**INPUT FOR THIS TASK:**
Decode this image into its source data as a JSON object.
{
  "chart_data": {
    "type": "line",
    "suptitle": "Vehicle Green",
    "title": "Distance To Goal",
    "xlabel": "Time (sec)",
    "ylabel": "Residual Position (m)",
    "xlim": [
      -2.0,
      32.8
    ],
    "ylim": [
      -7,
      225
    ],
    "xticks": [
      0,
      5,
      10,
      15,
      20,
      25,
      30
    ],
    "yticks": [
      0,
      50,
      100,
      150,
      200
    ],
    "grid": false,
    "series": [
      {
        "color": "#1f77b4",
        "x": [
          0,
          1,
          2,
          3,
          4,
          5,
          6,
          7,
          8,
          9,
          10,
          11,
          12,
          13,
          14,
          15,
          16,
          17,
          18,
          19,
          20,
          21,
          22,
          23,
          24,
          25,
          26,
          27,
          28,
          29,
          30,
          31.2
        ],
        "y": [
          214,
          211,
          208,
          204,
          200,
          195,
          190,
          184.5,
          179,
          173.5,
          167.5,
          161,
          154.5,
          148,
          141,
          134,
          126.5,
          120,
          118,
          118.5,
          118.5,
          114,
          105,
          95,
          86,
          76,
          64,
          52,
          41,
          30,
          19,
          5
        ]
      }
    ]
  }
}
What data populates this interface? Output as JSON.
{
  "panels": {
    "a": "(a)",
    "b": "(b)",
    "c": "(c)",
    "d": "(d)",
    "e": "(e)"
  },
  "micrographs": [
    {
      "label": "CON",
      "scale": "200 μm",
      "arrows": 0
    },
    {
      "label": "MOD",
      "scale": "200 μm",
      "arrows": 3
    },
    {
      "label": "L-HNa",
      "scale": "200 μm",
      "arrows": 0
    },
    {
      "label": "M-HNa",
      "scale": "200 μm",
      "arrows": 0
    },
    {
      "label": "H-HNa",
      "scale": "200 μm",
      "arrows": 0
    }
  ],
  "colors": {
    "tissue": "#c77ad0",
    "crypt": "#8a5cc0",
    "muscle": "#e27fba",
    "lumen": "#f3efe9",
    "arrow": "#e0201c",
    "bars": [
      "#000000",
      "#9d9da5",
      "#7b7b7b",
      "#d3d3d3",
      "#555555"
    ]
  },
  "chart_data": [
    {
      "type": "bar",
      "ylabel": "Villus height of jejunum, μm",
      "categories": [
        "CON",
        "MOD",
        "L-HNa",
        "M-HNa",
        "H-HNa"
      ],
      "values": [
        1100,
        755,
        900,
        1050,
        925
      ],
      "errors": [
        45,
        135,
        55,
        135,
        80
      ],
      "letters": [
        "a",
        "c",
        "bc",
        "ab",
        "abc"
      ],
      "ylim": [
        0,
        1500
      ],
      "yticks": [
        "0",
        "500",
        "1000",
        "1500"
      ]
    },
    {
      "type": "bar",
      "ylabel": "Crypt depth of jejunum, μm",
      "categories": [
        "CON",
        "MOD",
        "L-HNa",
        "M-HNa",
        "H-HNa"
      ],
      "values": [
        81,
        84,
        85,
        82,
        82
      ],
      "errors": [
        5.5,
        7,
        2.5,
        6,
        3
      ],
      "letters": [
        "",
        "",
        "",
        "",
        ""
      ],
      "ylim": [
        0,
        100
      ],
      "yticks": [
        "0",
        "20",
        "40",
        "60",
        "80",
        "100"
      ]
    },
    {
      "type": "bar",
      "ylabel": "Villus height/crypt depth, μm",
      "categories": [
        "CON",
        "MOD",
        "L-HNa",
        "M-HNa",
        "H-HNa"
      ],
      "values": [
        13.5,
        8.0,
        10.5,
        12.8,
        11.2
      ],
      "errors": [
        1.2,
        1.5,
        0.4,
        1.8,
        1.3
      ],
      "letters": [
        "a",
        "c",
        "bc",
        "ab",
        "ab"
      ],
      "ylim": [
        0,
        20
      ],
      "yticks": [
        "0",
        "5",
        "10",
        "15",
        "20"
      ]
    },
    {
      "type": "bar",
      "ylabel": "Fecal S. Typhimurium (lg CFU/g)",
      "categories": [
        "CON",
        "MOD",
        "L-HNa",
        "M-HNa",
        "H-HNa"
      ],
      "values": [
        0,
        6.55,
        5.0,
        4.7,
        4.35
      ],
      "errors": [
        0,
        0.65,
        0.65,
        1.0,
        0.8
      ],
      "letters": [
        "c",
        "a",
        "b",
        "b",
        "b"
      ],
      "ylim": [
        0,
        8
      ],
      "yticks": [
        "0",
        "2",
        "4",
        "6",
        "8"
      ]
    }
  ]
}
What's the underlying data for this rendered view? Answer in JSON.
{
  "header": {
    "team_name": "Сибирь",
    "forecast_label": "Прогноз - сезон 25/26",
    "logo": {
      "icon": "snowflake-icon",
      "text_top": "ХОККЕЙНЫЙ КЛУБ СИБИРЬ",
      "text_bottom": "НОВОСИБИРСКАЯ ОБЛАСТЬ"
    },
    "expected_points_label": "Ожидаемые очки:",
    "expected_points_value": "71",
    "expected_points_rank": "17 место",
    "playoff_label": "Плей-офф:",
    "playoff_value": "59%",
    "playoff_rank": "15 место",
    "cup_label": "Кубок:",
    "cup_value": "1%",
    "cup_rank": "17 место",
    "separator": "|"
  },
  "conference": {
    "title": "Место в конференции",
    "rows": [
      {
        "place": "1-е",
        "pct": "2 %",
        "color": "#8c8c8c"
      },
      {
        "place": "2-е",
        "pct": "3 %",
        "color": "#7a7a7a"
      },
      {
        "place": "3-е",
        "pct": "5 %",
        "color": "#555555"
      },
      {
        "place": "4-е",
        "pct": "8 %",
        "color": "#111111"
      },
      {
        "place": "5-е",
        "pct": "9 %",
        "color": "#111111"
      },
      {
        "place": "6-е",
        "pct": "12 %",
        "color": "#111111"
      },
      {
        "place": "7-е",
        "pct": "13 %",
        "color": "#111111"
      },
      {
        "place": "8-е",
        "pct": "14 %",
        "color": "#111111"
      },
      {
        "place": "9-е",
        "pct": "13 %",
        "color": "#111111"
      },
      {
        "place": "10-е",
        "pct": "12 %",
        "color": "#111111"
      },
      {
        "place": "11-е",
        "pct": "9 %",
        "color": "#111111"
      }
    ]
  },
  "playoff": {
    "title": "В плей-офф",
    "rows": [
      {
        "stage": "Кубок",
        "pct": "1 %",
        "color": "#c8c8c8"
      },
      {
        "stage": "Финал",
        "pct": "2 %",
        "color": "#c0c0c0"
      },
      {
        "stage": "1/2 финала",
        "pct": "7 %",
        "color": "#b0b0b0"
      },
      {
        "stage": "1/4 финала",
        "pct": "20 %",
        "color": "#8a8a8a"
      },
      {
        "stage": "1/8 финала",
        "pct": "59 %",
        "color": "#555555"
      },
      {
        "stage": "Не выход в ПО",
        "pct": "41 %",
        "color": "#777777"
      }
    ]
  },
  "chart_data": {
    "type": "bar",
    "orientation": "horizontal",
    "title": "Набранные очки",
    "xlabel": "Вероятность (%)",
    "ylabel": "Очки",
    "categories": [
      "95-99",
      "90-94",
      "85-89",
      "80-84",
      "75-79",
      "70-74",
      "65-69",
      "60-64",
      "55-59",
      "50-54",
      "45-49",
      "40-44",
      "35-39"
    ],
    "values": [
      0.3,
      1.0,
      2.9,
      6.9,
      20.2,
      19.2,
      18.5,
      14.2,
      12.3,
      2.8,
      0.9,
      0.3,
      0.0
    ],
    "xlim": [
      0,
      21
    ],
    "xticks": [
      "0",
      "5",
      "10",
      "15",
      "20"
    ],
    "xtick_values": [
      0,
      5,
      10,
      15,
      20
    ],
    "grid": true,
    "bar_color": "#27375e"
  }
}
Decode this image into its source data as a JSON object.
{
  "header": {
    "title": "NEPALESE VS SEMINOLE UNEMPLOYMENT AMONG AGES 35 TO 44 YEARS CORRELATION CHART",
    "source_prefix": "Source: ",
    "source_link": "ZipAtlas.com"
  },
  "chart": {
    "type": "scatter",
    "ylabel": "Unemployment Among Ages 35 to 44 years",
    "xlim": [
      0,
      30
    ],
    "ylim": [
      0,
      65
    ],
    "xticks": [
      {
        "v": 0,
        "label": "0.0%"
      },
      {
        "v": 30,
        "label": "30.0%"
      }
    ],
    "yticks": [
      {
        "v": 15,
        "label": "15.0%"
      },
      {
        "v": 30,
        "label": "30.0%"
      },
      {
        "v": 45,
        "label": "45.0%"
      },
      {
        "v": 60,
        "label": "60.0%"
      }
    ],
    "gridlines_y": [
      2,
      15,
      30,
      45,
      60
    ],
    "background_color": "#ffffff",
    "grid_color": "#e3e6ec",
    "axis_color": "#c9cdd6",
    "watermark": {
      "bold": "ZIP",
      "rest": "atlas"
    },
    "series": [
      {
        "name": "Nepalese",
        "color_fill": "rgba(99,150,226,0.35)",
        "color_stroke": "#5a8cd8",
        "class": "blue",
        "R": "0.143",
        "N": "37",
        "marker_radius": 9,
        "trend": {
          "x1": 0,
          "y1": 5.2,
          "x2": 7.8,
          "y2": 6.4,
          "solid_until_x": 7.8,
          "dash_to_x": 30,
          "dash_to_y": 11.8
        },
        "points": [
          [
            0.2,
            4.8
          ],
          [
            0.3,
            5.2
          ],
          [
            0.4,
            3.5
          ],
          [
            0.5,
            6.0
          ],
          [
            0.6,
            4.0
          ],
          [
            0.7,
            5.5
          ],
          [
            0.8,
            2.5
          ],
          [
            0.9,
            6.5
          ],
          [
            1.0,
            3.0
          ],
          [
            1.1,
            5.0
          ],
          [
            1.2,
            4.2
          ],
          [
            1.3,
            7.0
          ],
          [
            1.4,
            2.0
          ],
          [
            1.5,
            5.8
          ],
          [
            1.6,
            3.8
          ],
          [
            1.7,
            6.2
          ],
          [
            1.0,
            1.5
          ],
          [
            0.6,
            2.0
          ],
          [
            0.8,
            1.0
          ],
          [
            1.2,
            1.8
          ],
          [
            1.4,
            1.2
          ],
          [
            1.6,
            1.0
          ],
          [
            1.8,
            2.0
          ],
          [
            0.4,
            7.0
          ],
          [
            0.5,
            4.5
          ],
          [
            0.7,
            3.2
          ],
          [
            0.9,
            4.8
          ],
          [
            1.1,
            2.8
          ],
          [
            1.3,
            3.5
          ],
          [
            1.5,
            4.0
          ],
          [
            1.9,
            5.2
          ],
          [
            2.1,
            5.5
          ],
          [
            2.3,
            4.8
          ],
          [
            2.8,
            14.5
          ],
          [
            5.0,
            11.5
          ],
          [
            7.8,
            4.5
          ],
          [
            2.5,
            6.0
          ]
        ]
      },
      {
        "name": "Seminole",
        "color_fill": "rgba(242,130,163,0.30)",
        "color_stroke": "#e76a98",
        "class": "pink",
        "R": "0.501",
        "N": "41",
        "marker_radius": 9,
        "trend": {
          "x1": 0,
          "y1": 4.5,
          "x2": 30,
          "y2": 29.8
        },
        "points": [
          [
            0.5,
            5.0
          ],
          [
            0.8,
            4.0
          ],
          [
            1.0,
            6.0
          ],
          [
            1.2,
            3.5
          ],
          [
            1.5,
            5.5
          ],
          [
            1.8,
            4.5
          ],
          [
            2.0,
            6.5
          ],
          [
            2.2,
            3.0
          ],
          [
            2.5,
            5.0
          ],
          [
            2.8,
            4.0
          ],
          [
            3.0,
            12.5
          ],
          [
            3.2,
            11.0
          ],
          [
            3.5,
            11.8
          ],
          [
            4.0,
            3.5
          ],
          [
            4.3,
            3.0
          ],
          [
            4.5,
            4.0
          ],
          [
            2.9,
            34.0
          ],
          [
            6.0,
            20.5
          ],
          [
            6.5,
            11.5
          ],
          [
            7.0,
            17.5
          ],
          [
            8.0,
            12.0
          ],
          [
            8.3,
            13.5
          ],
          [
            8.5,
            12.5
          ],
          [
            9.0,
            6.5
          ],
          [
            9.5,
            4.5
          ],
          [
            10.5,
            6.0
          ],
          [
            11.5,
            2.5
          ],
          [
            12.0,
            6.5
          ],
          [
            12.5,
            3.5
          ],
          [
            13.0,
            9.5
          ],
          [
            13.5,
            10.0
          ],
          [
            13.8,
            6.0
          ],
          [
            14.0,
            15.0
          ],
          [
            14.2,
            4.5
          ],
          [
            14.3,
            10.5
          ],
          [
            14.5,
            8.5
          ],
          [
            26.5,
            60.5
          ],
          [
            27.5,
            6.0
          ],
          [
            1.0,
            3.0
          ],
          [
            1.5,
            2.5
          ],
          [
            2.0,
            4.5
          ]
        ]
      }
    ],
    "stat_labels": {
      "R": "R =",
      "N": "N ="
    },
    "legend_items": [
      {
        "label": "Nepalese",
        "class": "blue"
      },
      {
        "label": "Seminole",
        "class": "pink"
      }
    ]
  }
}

**TASK:** Look through the entries and return every line where "rgba" appears.

**THE RESULT:**
        "color_fill": "rgba(99,150,226,0.35)",
        "color_fill": "rgba(242,130,163,0.30)",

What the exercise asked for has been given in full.